* TASK TO COMPLETE: Gather every line below where "için" appears.
## BEGIN DATA SUPPLIED
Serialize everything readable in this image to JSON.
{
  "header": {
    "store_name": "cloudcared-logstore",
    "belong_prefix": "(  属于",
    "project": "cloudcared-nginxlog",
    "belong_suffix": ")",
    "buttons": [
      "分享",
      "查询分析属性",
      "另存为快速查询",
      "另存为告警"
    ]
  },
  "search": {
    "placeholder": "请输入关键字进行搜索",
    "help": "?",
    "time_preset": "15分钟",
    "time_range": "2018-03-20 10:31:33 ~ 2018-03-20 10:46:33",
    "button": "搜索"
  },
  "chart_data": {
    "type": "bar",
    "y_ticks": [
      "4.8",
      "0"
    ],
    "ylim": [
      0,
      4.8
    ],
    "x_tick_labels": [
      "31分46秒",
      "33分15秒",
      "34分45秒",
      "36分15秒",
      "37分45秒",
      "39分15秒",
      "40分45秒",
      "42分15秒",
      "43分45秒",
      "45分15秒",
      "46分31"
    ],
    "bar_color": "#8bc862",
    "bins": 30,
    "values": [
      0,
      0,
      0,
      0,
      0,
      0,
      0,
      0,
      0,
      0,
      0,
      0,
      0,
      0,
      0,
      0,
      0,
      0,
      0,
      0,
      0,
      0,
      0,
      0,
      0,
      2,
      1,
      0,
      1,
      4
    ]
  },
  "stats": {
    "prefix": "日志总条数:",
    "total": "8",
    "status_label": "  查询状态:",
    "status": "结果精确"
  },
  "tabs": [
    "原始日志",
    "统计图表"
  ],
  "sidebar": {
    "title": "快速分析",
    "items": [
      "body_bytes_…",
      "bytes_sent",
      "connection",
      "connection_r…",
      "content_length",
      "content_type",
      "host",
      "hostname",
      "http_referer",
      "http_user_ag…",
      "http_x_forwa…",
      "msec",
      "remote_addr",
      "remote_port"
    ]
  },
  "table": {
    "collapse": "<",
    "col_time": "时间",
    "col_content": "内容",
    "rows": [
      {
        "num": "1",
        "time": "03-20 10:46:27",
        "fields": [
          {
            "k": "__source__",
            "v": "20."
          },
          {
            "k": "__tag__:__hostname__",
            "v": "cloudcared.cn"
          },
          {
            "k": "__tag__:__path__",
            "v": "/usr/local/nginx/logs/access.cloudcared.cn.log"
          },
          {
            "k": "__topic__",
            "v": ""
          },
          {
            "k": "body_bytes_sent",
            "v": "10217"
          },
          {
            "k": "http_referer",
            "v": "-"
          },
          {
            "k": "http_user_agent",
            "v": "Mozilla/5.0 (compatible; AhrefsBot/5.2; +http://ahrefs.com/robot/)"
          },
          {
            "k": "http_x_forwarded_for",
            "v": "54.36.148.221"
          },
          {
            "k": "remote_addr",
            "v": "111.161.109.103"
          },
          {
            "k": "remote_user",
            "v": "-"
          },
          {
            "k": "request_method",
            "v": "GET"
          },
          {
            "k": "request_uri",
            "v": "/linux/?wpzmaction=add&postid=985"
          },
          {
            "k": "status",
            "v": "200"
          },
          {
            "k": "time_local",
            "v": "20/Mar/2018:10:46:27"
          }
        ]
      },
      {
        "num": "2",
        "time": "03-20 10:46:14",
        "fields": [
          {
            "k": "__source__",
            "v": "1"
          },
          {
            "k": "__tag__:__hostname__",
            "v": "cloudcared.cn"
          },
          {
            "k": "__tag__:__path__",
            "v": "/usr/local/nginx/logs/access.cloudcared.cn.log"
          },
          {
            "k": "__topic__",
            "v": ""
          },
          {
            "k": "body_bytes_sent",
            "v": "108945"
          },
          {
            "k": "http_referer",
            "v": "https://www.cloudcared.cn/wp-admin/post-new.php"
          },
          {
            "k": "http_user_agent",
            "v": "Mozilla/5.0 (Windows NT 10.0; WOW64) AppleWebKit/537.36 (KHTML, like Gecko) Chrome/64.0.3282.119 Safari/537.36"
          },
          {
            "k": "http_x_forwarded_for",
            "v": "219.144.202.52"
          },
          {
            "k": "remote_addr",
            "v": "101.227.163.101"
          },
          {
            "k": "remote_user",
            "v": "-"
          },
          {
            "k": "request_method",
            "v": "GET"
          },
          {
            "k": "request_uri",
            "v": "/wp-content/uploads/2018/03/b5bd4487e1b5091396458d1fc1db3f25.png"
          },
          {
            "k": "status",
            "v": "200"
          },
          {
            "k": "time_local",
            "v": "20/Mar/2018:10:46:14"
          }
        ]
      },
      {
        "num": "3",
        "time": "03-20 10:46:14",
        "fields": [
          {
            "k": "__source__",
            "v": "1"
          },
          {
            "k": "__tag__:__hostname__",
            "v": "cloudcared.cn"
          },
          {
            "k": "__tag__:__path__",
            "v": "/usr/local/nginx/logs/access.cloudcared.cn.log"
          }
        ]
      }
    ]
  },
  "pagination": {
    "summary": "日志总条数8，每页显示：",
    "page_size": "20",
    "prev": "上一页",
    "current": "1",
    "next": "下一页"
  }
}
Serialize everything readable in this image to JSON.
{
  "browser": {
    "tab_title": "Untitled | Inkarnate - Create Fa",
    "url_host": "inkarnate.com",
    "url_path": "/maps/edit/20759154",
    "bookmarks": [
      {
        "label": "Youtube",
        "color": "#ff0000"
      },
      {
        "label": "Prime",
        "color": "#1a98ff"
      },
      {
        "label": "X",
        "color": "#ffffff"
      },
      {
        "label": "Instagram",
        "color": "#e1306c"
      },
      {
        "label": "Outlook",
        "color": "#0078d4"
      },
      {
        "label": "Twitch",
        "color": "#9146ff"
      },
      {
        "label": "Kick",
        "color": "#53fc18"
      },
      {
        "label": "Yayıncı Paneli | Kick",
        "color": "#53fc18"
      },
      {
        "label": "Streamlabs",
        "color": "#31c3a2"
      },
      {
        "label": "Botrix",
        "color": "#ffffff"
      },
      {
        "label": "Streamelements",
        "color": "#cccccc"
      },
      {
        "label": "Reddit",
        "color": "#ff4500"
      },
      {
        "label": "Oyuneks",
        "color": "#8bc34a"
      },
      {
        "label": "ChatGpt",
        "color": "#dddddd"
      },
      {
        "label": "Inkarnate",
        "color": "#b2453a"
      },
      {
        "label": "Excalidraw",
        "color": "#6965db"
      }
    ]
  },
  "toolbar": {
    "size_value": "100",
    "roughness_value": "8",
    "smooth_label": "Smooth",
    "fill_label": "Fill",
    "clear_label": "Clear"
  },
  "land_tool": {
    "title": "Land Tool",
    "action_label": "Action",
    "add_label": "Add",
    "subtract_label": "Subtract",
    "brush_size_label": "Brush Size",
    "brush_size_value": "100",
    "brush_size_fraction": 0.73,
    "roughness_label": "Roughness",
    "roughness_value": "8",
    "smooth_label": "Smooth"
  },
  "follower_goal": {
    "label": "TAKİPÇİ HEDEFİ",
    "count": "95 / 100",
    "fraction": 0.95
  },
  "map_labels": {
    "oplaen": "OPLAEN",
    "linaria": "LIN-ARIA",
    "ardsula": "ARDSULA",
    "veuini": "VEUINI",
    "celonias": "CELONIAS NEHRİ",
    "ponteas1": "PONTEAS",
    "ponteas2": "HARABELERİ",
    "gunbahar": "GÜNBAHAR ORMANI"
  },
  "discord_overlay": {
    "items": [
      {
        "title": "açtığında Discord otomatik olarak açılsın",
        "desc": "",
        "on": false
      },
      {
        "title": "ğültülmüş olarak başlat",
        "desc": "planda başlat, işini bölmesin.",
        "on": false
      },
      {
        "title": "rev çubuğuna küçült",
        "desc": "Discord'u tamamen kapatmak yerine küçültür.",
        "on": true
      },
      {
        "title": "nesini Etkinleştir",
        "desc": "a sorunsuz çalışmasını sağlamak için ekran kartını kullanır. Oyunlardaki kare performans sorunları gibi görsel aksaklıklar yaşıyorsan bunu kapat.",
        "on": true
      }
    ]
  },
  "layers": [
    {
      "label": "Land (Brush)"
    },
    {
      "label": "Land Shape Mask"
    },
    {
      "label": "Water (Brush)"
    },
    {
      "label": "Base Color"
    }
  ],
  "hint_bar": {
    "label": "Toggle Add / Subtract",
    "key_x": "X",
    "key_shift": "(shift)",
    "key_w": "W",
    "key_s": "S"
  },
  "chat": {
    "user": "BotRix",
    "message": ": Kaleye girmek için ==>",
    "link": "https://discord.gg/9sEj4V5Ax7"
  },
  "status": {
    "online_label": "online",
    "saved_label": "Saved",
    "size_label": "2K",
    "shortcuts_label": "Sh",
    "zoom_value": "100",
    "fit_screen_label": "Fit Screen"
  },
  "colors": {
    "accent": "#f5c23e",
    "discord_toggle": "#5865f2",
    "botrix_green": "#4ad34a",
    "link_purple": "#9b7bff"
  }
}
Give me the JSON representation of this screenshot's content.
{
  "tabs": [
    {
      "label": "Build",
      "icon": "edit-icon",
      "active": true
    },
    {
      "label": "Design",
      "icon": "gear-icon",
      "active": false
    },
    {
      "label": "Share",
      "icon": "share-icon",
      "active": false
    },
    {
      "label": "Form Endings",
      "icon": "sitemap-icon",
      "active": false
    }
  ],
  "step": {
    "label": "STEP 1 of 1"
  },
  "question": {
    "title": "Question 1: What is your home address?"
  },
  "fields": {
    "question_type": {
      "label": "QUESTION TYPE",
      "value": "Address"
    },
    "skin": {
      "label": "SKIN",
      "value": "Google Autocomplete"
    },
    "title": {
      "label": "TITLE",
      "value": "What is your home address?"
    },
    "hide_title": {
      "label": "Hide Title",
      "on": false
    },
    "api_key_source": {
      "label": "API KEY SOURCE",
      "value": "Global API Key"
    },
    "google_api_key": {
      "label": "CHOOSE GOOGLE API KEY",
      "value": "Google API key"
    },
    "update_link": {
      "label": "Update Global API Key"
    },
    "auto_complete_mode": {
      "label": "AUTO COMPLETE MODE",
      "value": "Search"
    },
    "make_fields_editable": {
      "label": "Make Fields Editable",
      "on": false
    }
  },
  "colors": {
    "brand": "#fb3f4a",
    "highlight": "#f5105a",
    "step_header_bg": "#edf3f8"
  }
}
## END DATA SUPPLIED
* SOLUTION TO THIS EXERCISE:
        "desc": "a sorunsuz çalışmasını sağlamak için ekran kartını kullanır. Oyunlardaki kare performans sorunları gibi görsel aksaklıklar yaşıyorsan bunu kapat.",
    "message": ": Kaleye girmek için ==>",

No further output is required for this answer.